> _Your objective_
The records below must be copied in full; omit the images.

> _Records for the exercise_
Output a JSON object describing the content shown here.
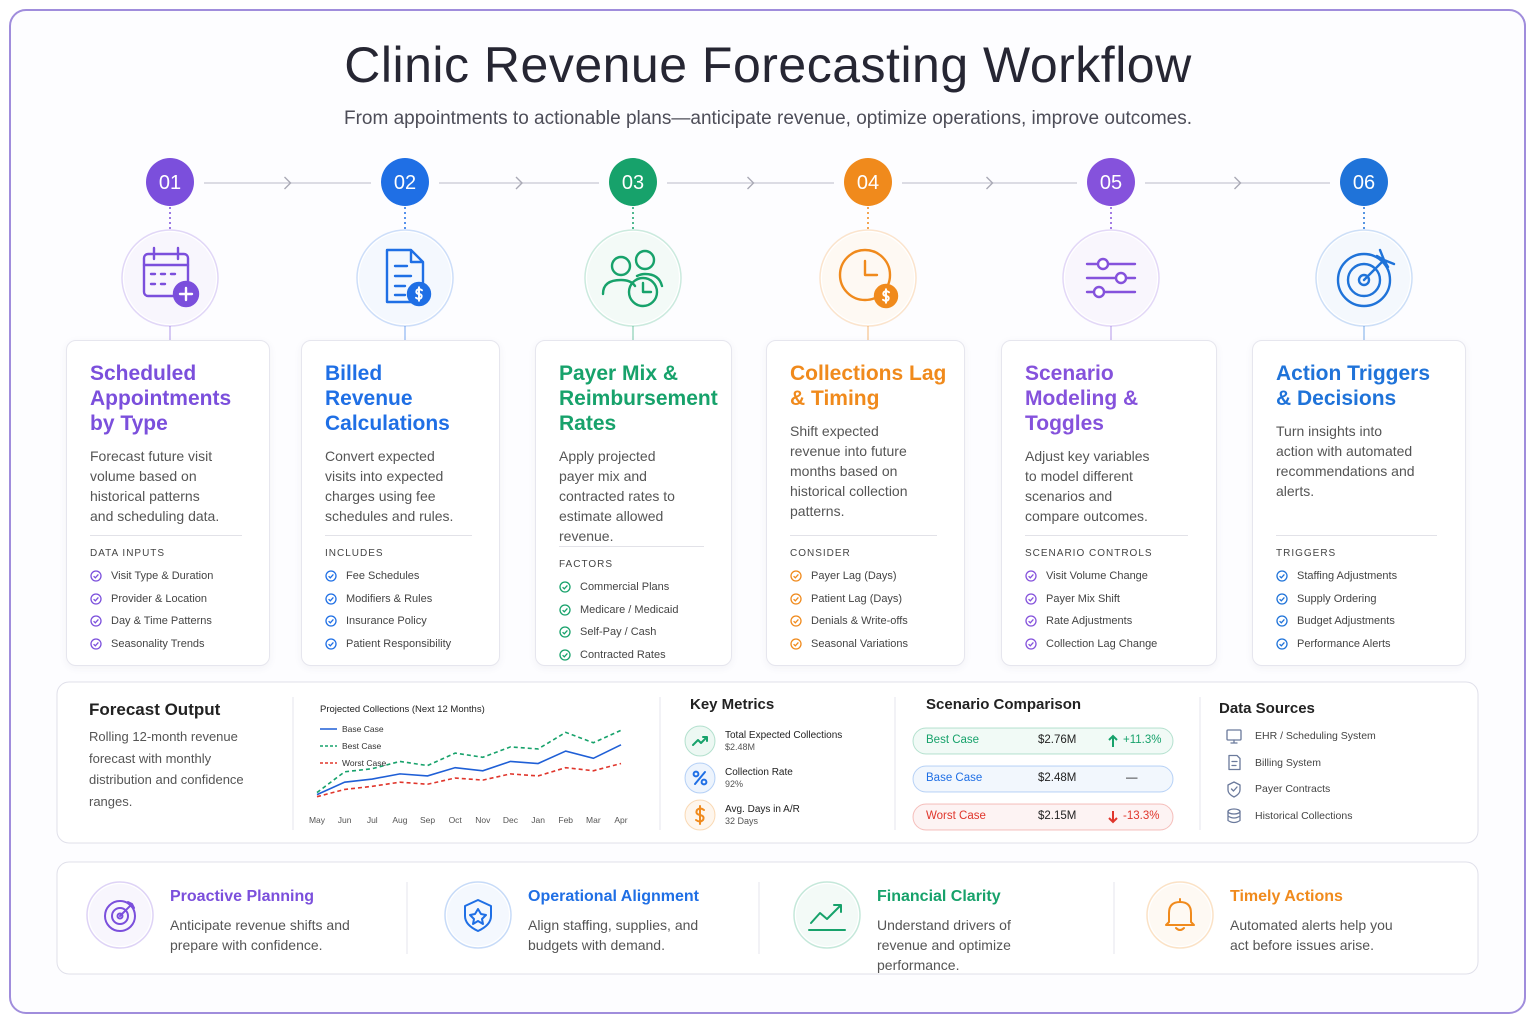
{
  "title": "Clinic Revenue Forecasting Workflow",
  "subtitle": "From appointments to actionable plans—anticipate revenue, optimize operations, improve outcomes.",
  "steps": [
    {
      "number": "01",
      "color": "#7b4fdc",
      "title": "Scheduled Appointments by Type",
      "description": "Forecast future visit volume based on historical patterns and scheduling data.",
      "section_label": "DATA INPUTS",
      "items": [
        "Visit Type & Duration",
        "Provider & Location",
        "Day & Time Patterns",
        "Seasonality Trends"
      ]
    },
    {
      "number": "02",
      "color": "#1f6fe5",
      "title": "Billed Revenue Calculations",
      "description": "Convert expected visits into expected charges using fee schedules and rules.",
      "section_label": "INCLUDES",
      "items": [
        "Fee Schedules",
        "Modifiers & Rules",
        "Insurance Policy",
        "Patient Responsibility"
      ]
    },
    {
      "number": "03",
      "color": "#17a26b",
      "title": "Payer Mix & Reimbursement Rates",
      "description": "Apply projected payer mix and contracted rates to estimate allowed revenue.",
      "section_label": "FACTORS",
      "items": [
        "Commercial Plans",
        "Medicare / Medicaid",
        "Self-Pay / Cash",
        "Contracted Rates"
      ]
    },
    {
      "number": "04",
      "color": "#f08a1c",
      "title": "Collections Lag & Timing",
      "description": "Shift expected revenue into future months based on historical collection patterns.",
      "section_label": "CONSIDER",
      "items": [
        "Payer Lag (Days)",
        "Patient Lag (Days)",
        "Denials & Write-offs",
        "Seasonal Variations"
      ]
    },
    {
      "number": "05",
      "color": "#8552dc",
      "title": "Scenario Modeling & Toggles",
      "description": "Adjust key variables to model different scenarios and compare outcomes.",
      "section_label": "SCENARIO CONTROLS",
      "items": [
        "Visit Volume Change",
        "Payer Mix Shift",
        "Rate Adjustments",
        "Collection Lag Change"
      ]
    },
    {
      "number": "06",
      "color": "#1f73d9",
      "title": "Action Triggers & Decisions",
      "description": "Turn insights into action with automated recommendations and alerts.",
      "section_label": "TRIGGERS",
      "items": [
        "Staffing Adjustments",
        "Supply Ordering",
        "Budget Adjustments",
        "Performance Alerts"
      ]
    }
  ],
  "forecast_output": {
    "title": "Forecast Output",
    "description": "Rolling 12-month revenue forecast with monthly distribution and confidence ranges.",
    "chart": {
      "type": "line",
      "title": "Projected Collections (Next 12 Months)",
      "categories": [
        "May",
        "Jun",
        "Jul",
        "Aug",
        "Sep",
        "Oct",
        "Nov",
        "Dec",
        "Jan",
        "Feb",
        "Mar",
        "Apr"
      ],
      "ylim": [
        0,
        80
      ],
      "series": [
        {
          "name": "Base Case",
          "color": "#1f5fd6",
          "dashed": false,
          "values": [
            10,
            22,
            25,
            30,
            28,
            36,
            33,
            42,
            40,
            52,
            45,
            58
          ]
        },
        {
          "name": "Best Case",
          "color": "#17a26b",
          "dashed": true,
          "values": [
            12,
            32,
            35,
            42,
            38,
            50,
            46,
            56,
            54,
            70,
            60,
            72
          ]
        },
        {
          "name": "Worst Case",
          "color": "#e0362c",
          "dashed": true,
          "values": [
            8,
            15,
            18,
            22,
            20,
            26,
            24,
            30,
            28,
            36,
            33,
            40
          ]
        }
      ]
    }
  },
  "key_metrics": {
    "title": "Key Metrics",
    "items": [
      {
        "label": "Total Expected Collections",
        "value": "$2.48M",
        "color": "#17a26b"
      },
      {
        "label": "Collection Rate",
        "value": "92%",
        "color": "#1f6fe5"
      },
      {
        "label": "Avg. Days in A/R",
        "value": "32 Days",
        "color": "#f08a1c"
      }
    ]
  },
  "scenario_comparison": {
    "title": "Scenario Comparison",
    "rows": [
      {
        "name": "Best Case",
        "value": "$2.76M",
        "change": "+11.3%",
        "trend": "up",
        "color": "#17a26b"
      },
      {
        "name": "Base Case",
        "value": "$2.48M",
        "change": "—",
        "color": "#1f6fe5"
      },
      {
        "name": "Worst Case",
        "value": "$2.15M",
        "change": "-13.3%",
        "trend": "down",
        "color": "#e0362c"
      }
    ]
  },
  "data_sources": {
    "title": "Data Sources",
    "items": [
      "EHR / Scheduling System",
      "Billing System",
      "Payer Contracts",
      "Historical Collections"
    ]
  },
  "benefits": [
    {
      "title": "Proactive Planning",
      "description": "Anticipate revenue shifts and prepare with confidence.",
      "color": "#7b4fdc"
    },
    {
      "title": "Operational Alignment",
      "description": "Align staffing, supplies, and budgets with demand.",
      "color": "#1f6fe5"
    },
    {
      "title": "Financial Clarity",
      "description": "Understand drivers of revenue and optimize performance.",
      "color": "#17a26b"
    },
    {
      "title": "Timely Actions",
      "description": "Automated alerts help you act before issues arise.",
      "color": "#f08a1c"
    }
  ]
}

> _Solution to the problem_
Output a JSON object describing the content shown here.
{
  "title": "Clinic Revenue Forecasting Workflow",
  "subtitle": "From appointments to actionable plans—anticipate revenue, optimize operations, improve outcomes.",
  "steps": [
    {
      "number": "01",
      "color": "#7b4fdc",
      "title": "Scheduled Appointments by Type",
      "description": "Forecast future visit volume based on historical patterns and scheduling data.",
      "section_label": "DATA INPUTS",
      "items": [
        "Visit Type & Duration",
        "Provider & Location",
        "Day & Time Patterns",
        "Seasonality Trends"
      ]
    },
    {
      "number": "02",
      "color": "#1f6fe5",
      "title": "Billed Revenue Calculations",
      "description": "Convert expected visits into expected charges using fee schedules and rules.",
      "section_label": "INCLUDES",
      "items": [
        "Fee Schedules",
        "Modifiers & Rules",
        "Insurance Policy",
        "Patient Responsibility"
      ]
    },
    {
      "number": "03",
      "color": "#17a26b",
      "title": "Payer Mix & Reimbursement Rates",
      "description": "Apply projected payer mix and contracted rates to estimate allowed revenue.",
      "section_label": "FACTORS",
      "items": [
        "Commercial Plans",
        "Medicare / Medicaid",
        "Self-Pay / Cash",
        "Contracted Rates"
      ]
    },
    {
      "number": "04",
      "color": "#f08a1c",
      "title": "Collections Lag & Timing",
      "description": "Shift expected revenue into future months based on historical collection patterns.",
      "section_label": "CONSIDER",
      "items": [
        "Payer Lag (Days)",
        "Patient Lag (Days)",
        "Denials & Write-offs",
        "Seasonal Variations"
      ]
    },
    {
      "number": "05",
      "color": "#8552dc",
      "title": "Scenario Modeling & Toggles",
      "description": "Adjust key variables to model different scenarios and compare outcomes.",
      "section_label": "SCENARIO CONTROLS",
      "items": [
        "Visit Volume Change",
        "Payer Mix Shift",
        "Rate Adjustments",
        "Collection Lag Change"
      ]
    },
    {
      "number": "06",
      "color": "#1f73d9",
      "title": "Action Triggers & Decisions",
      "description": "Turn insights into action with automated recommendations and alerts.",
      "section_label": "TRIGGERS",
      "items": [
        "Staffing Adjustments",
        "Supply Ordering",
        "Budget Adjustments",
        "Performance Alerts"
      ]
    }
  ],
  "forecast_output": {
    "title": "Forecast Output",
    "description": "Rolling 12-month revenue forecast with monthly distribution and confidence ranges.",
    "chart": {
      "type": "line",
      "title": "Projected Collections (Next 12 Months)",
      "categories": [
        "May",
        "Jun",
        "Jul",
        "Aug",
        "Sep",
        "Oct",
        "Nov",
        "Dec",
        "Jan",
        "Feb",
        "Mar",
        "Apr"
      ],
      "ylim": [
        0,
        80
      ],
      "series": [
        {
          "name": "Base Case",
          "color": "#1f5fd6",
          "dashed": false,
          "values": [
            10,
            22,
            25,
            30,
            28,
            36,
            33,
            42,
            40,
            52,
            45,
            58
          ]
        },
        {
          "name": "Best Case",
          "color": "#17a26b",
          "dashed": true,
          "values": [
            12,
            32,
            35,
            42,
            38,
            50,
            46,
            56,
            54,
            70,
            60,
            72
          ]
        },
        {
          "name": "Worst Case",
          "color": "#e0362c",
          "dashed": true,
          "values": [
            8,
            15,
            18,
            22,
            20,
            26,
            24,
            30,
            28,
            36,
            33,
            40
          ]
        }
      ]
    }
  },
  "key_metrics": {
    "title": "Key Metrics",
    "items": [
      {
        "label": "Total Expected Collections",
        "value": "$2.48M",
        "color": "#17a26b"
      },
      {
        "label": "Collection Rate",
        "value": "92%",
        "color": "#1f6fe5"
      },
      {
        "label": "Avg. Days in A/R",
        "value": "32 Days",
        "color": "#f08a1c"
      }
    ]
  },
  "scenario_comparison": {
    "title": "Scenario Comparison",
    "rows": [
      {
        "name": "Best Case",
        "value": "$2.76M",
        "change": "+11.3%",
        "trend": "up",
        "color": "#17a26b"
      },
      {
        "name": "Base Case",
        "value": "$2.48M",
        "change": "—",
        "color": "#1f6fe5"
      },
      {
        "name": "Worst Case",
        "value": "$2.15M",
        "change": "-13.3%",
        "trend": "down",
        "color": "#e0362c"
      }
    ]
  },
  "data_sources": {
    "title": "Data Sources",
    "items": [
      "EHR / Scheduling System",
      "Billing System",
      "Payer Contracts",
      "Historical Collections"
    ]
  },
  "benefits": [
    {
      "title": "Proactive Planning",
      "description": "Anticipate revenue shifts and prepare with confidence.",
      "color": "#7b4fdc"
    },
    {
      "title": "Operational Alignment",
      "description": "Align staffing, supplies, and budgets with demand.",
      "color": "#1f6fe5"
    },
    {
      "title": "Financial Clarity",
      "description": "Understand drivers of revenue and optimize performance.",
      "color": "#17a26b"
    },
    {
      "title": "Timely Actions",
      "description": "Automated alerts help you act before issues arise.",
      "color": "#f08a1c"
    }
  ]
}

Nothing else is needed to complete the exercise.